Below is a listing to transcribe in full and exactly; keep the pictures out.

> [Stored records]
'''
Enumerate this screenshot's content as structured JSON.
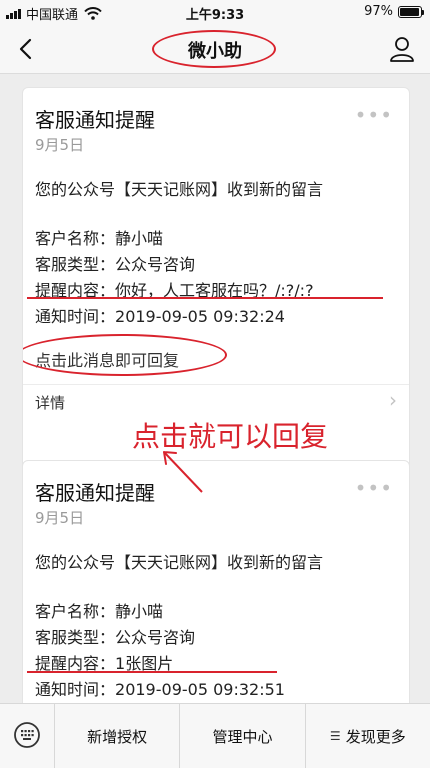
{
  "status_bar": {
    "carrier": "中国联通",
    "time": "上午9:33",
    "battery_text": "97%",
    "battery_level": 0.97
  },
  "nav": {
    "title": "微小助",
    "back_icon": "chevron-left-icon",
    "profile_icon": "person-icon"
  },
  "cards": [
    {
      "title": "客服通知提醒",
      "date": "9月5日",
      "intro": "您的公众号【天天记账网】收到新的留言",
      "fields": [
        {
          "key": "客户名称：",
          "value": "静小喵"
        },
        {
          "key": "客服类型：",
          "value": "公众号咨询"
        },
        {
          "key": "提醒内容：",
          "value": "你好，人工客服在吗？/:?/:?"
        },
        {
          "key": "通知时间：",
          "value": "2019-09-05 09:32:24"
        }
      ],
      "reply_hint": "点击此消息即可回复",
      "details_label": "详情"
    },
    {
      "title": "客服通知提醒",
      "date": "9月5日",
      "intro": "您的公众号【天天记账网】收到新的留言",
      "fields": [
        {
          "key": "客户名称：",
          "value": "静小喵"
        },
        {
          "key": "客服类型：",
          "value": "公众号咨询"
        },
        {
          "key": "提醒内容：",
          "value": "1张图片"
        },
        {
          "key": "通知时间：",
          "value": "2019-09-05 09:32:51"
        }
      ]
    }
  ],
  "annotation": "点击就可以回复",
  "bottom_menu": {
    "items": [
      "新增授权",
      "管理中心",
      "发现更多"
    ],
    "keyboard_icon": "keyboard-icon",
    "hamburger_icon": "menu-icon"
  },
  "colors": {
    "annotation_red": "#d9232d",
    "background": "#ededed"
  }
}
'''
> [COMPLETED TASK]
Enumerate this screenshot's content as structured JSON.
{
  "status_bar": {
    "carrier": "中国联通",
    "time": "上午9:33",
    "battery_text": "97%",
    "battery_level": 0.97
  },
  "nav": {
    "title": "微小助",
    "back_icon": "chevron-left-icon",
    "profile_icon": "person-icon"
  },
  "cards": [
    {
      "title": "客服通知提醒",
      "date": "9月5日",
      "intro": "您的公众号【天天记账网】收到新的留言",
      "fields": [
        {
          "key": "客户名称：",
          "value": "静小喵"
        },
        {
          "key": "客服类型：",
          "value": "公众号咨询"
        },
        {
          "key": "提醒内容：",
          "value": "你好，人工客服在吗？/:?/:?"
        },
        {
          "key": "通知时间：",
          "value": "2019-09-05 09:32:24"
        }
      ],
      "reply_hint": "点击此消息即可回复",
      "details_label": "详情"
    },
    {
      "title": "客服通知提醒",
      "date": "9月5日",
      "intro": "您的公众号【天天记账网】收到新的留言",
      "fields": [
        {
          "key": "客户名称：",
          "value": "静小喵"
        },
        {
          "key": "客服类型：",
          "value": "公众号咨询"
        },
        {
          "key": "提醒内容：",
          "value": "1张图片"
        },
        {
          "key": "通知时间：",
          "value": "2019-09-05 09:32:51"
        }
      ]
    }
  ],
  "annotation": "点击就可以回复",
  "bottom_menu": {
    "items": [
      "新增授权",
      "管理中心",
      "发现更多"
    ],
    "keyboard_icon": "keyboard-icon",
    "hamburger_icon": "menu-icon"
  },
  "colors": {
    "annotation_red": "#d9232d",
    "background": "#ededed"
  }
}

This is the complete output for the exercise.